» **WHAT IS BEING ASKED**
Go through the entries below and copy each line containing the word "icon".

» **GIVEN RECORDS**
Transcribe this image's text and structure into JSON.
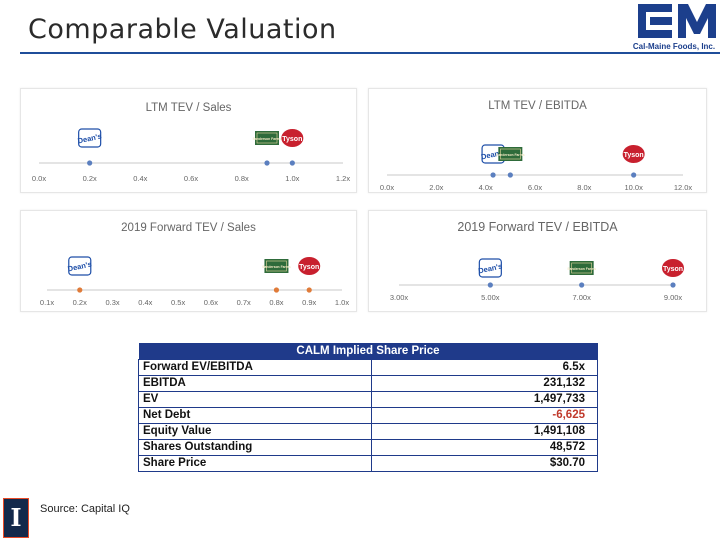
{
  "slide": {
    "title": "Comparable Valuation",
    "source": "Source: Capital IQ",
    "logo_caption": "Cal-Maine Foods, Inc.",
    "logo_mark": "CM",
    "university_mark": "I"
  },
  "colors": {
    "brand_blue": "#1f4e9a",
    "header_blue": "#1f3a8a",
    "negative_red": "#c0392b",
    "ticker_blue": "#5b7fbf",
    "ticker_orange": "#e07b39"
  },
  "companies": {
    "deans": {
      "label": "Dean's",
      "color": "#1d4ea8",
      "icon": "deans-logo-icon"
    },
    "sanderson": {
      "label": "Sanderson Farms",
      "color": "#2e6b3a",
      "icon": "sanderson-logo-icon"
    },
    "tyson": {
      "label": "Tyson",
      "color": "#c8202e",
      "icon": "tyson-logo-icon"
    }
  },
  "chart_data": [
    {
      "type": "scatter",
      "title": "LTM TEV / Sales",
      "xlim": [
        0.0,
        1.2
      ],
      "ticks": [
        "0.0x",
        "0.2x",
        "0.4x",
        "0.6x",
        "0.8x",
        "1.0x",
        "1.2x"
      ],
      "points": [
        {
          "company": "deans",
          "value": 0.2
        },
        {
          "company": "sanderson",
          "value": 0.9
        },
        {
          "company": "tyson",
          "value": 1.0
        }
      ]
    },
    {
      "type": "scatter",
      "title": "LTM TEV / EBITDA",
      "xlim": [
        0.0,
        12.0
      ],
      "ticks": [
        "0.0x",
        "2.0x",
        "4.0x",
        "6.0x",
        "8.0x",
        "10.0x",
        "12.0x"
      ],
      "points": [
        {
          "company": "deans",
          "value": 4.3
        },
        {
          "company": "sanderson",
          "value": 5.0
        },
        {
          "company": "tyson",
          "value": 10.0
        }
      ]
    },
    {
      "type": "scatter",
      "title": "2019 Forward TEV / Sales",
      "xlim": [
        0.1,
        1.0
      ],
      "ticks": [
        "0.1x",
        "0.2x",
        "0.3x",
        "0.4x",
        "0.5x",
        "0.6x",
        "0.7x",
        "0.8x",
        "0.9x",
        "1.0x"
      ],
      "points": [
        {
          "company": "deans",
          "value": 0.2
        },
        {
          "company": "sanderson",
          "value": 0.8
        },
        {
          "company": "tyson",
          "value": 0.9
        }
      ]
    },
    {
      "type": "scatter",
      "title": "2019 Forward TEV / EBITDA",
      "xlim": [
        3.0,
        9.0
      ],
      "ticks": [
        "3.00x",
        "5.00x",
        "7.00x",
        "9.00x"
      ],
      "points": [
        {
          "company": "deans",
          "value": 5.0
        },
        {
          "company": "sanderson",
          "value": 7.0
        },
        {
          "company": "tyson",
          "value": 9.0
        }
      ]
    }
  ],
  "table": {
    "header": "CALM Implied Share Price",
    "rows": [
      {
        "label": "Forward EV/EBITDA",
        "value": "6.5x",
        "negative": false
      },
      {
        "label": "EBITDA",
        "value": "231,132",
        "negative": false
      },
      {
        "label": "EV",
        "value": "1,497,733",
        "negative": false
      },
      {
        "label": "Net Debt",
        "value": "-6,625",
        "negative": true
      },
      {
        "label": "Equity Value",
        "value": "1,491,108",
        "negative": false
      },
      {
        "label": "Shares Outstanding",
        "value": "48,572",
        "negative": false
      },
      {
        "label": "Share Price",
        "value": "$30.70",
        "negative": false
      }
    ]
  }
}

» **FULL SOLUTION**
      "icon": "deans-logo-icon"
      "icon": "sanderson-logo-icon"
      "icon": "tyson-logo-icon"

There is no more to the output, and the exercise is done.